## Start

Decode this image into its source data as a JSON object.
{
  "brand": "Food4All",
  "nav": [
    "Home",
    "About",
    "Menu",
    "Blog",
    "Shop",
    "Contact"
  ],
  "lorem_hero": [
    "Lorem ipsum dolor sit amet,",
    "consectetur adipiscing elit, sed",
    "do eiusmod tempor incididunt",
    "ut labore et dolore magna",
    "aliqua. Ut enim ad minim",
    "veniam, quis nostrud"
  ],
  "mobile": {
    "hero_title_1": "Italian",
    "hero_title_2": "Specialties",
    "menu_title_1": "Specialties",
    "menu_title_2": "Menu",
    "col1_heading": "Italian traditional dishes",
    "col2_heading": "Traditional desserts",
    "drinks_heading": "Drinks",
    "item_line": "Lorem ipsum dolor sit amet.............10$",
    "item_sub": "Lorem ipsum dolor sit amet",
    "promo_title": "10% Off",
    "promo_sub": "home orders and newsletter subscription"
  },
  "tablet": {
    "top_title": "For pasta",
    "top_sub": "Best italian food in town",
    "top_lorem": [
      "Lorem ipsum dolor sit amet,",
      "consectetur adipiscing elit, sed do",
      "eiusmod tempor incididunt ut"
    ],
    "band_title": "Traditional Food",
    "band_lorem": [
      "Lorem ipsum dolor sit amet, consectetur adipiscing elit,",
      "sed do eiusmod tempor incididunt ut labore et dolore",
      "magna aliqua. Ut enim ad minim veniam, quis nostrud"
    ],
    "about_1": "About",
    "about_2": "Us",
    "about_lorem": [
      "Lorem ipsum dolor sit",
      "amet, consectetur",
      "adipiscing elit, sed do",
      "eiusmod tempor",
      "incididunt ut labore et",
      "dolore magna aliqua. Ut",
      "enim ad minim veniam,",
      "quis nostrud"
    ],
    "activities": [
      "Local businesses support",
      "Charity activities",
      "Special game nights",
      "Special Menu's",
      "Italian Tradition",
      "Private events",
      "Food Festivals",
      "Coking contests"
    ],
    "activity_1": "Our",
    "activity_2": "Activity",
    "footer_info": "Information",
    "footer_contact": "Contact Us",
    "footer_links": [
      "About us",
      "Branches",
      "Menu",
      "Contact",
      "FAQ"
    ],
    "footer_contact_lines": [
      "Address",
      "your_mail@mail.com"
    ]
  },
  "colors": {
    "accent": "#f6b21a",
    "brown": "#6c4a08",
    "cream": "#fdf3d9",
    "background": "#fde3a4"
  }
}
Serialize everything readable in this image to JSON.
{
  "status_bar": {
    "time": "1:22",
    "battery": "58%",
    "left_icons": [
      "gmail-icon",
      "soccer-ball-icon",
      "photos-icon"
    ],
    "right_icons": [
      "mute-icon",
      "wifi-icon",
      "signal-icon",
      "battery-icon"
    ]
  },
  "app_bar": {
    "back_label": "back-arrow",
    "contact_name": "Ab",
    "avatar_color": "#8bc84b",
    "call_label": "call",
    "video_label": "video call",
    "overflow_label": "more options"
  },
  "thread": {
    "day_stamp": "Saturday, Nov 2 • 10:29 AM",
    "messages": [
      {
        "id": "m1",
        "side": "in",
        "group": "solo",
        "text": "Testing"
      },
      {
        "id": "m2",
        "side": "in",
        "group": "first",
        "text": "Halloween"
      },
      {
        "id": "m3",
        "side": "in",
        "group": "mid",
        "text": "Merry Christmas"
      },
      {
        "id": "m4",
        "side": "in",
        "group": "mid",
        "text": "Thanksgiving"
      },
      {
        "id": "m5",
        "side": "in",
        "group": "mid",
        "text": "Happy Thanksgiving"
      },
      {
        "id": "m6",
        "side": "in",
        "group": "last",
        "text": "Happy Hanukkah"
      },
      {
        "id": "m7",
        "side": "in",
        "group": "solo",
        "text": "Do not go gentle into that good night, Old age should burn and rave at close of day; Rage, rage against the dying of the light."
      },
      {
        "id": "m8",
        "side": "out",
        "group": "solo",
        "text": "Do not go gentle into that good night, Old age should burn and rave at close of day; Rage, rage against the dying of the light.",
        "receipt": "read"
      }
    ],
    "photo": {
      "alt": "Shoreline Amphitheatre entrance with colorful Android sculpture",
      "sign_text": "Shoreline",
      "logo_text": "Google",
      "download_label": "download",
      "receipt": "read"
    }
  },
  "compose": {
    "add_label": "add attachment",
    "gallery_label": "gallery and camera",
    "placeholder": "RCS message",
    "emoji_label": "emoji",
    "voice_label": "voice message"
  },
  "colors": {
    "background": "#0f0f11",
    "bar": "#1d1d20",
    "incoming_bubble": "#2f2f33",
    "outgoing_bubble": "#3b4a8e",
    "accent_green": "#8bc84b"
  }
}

## End

▶ [EXERCISE BRIEF]:
Would you write down every record again, exactly?

▶ [FINAL ANSWER]:
Decode this image into its source data as a JSON object.
{
  "brand": "Food4All",
  "nav": [
    "Home",
    "About",
    "Menu",
    "Blog",
    "Shop",
    "Contact"
  ],
  "lorem_hero": [
    "Lorem ipsum dolor sit amet,",
    "consectetur adipiscing elit, sed",
    "do eiusmod tempor incididunt",
    "ut labore et dolore magna",
    "aliqua. Ut enim ad minim",
    "veniam, quis nostrud"
  ],
  "mobile": {
    "hero_title_1": "Italian",
    "hero_title_2": "Specialties",
    "menu_title_1": "Specialties",
    "menu_title_2": "Menu",
    "col1_heading": "Italian traditional dishes",
    "col2_heading": "Traditional desserts",
    "drinks_heading": "Drinks",
    "item_line": "Lorem ipsum dolor sit amet.............10$",
    "item_sub": "Lorem ipsum dolor sit amet",
    "promo_title": "10% Off",
    "promo_sub": "home orders and newsletter subscription"
  },
  "tablet": {
    "top_title": "For pasta",
    "top_sub": "Best italian food in town",
    "top_lorem": [
      "Lorem ipsum dolor sit amet,",
      "consectetur adipiscing elit, sed do",
      "eiusmod tempor incididunt ut"
    ],
    "band_title": "Traditional Food",
    "band_lorem": [
      "Lorem ipsum dolor sit amet, consectetur adipiscing elit,",
      "sed do eiusmod tempor incididunt ut labore et dolore",
      "magna aliqua. Ut enim ad minim veniam, quis nostrud"
    ],
    "about_1": "About",
    "about_2": "Us",
    "about_lorem": [
      "Lorem ipsum dolor sit",
      "amet, consectetur",
      "adipiscing elit, sed do",
      "eiusmod tempor",
      "incididunt ut labore et",
      "dolore magna aliqua. Ut",
      "enim ad minim veniam,",
      "quis nostrud"
    ],
    "activities": [
      "Local businesses support",
      "Charity activities",
      "Special game nights",
      "Special Menu's",
      "Italian Tradition",
      "Private events",
      "Food Festivals",
      "Coking contests"
    ],
    "activity_1": "Our",
    "activity_2": "Activity",
    "footer_info": "Information",
    "footer_contact": "Contact Us",
    "footer_links": [
      "About us",
      "Branches",
      "Menu",
      "Contact",
      "FAQ"
    ],
    "footer_contact_lines": [
      "Address",
      "your_mail@mail.com"
    ]
  },
  "colors": {
    "accent": "#f6b21a",
    "brown": "#6c4a08",
    "cream": "#fdf3d9",
    "background": "#fde3a4"
  }
}
Serialize everything readable in this image to JSON.
{
  "status_bar": {
    "time": "1:22",
    "battery": "58%",
    "left_icons": [
      "gmail-icon",
      "soccer-ball-icon",
      "photos-icon"
    ],
    "right_icons": [
      "mute-icon",
      "wifi-icon",
      "signal-icon",
      "battery-icon"
    ]
  },
  "app_bar": {
    "back_label": "back-arrow",
    "contact_name": "Ab",
    "avatar_color": "#8bc84b",
    "call_label": "call",
    "video_label": "video call",
    "overflow_label": "more options"
  },
  "thread": {
    "day_stamp": "Saturday, Nov 2 • 10:29 AM",
    "messages": [
      {
        "id": "m1",
        "side": "in",
        "group": "solo",
        "text": "Testing"
      },
      {
        "id": "m2",
        "side": "in",
        "group": "first",
        "text": "Halloween"
      },
      {
        "id": "m3",
        "side": "in",
        "group": "mid",
        "text": "Merry Christmas"
      },
      {
        "id": "m4",
        "side": "in",
        "group": "mid",
        "text": "Thanksgiving"
      },
      {
        "id": "m5",
        "side": "in",
        "group": "mid",
        "text": "Happy Thanksgiving"
      },
      {
        "id": "m6",
        "side": "in",
        "group": "last",
        "text": "Happy Hanukkah"
      },
      {
        "id": "m7",
        "side": "in",
        "group": "solo",
        "text": "Do not go gentle into that good night, Old age should burn and rave at close of day; Rage, rage against the dying of the light."
      },
      {
        "id": "m8",
        "side": "out",
        "group": "solo",
        "text": "Do not go gentle into that good night, Old age should burn and rave at close of day; Rage, rage against the dying of the light.",
        "receipt": "read"
      }
    ],
    "photo": {
      "alt": "Shoreline Amphitheatre entrance with colorful Android sculpture",
      "sign_text": "Shoreline",
      "logo_text": "Google",
      "download_label": "download",
      "receipt": "read"
    }
  },
  "compose": {
    "add_label": "add attachment",
    "gallery_label": "gallery and camera",
    "placeholder": "RCS message",
    "emoji_label": "emoji",
    "voice_label": "voice message"
  },
  "colors": {
    "background": "#0f0f11",
    "bar": "#1d1d20",
    "incoming_bubble": "#2f2f33",
    "outgoing_bubble": "#3b4a8e",
    "accent_green": "#8bc84b"
  }
}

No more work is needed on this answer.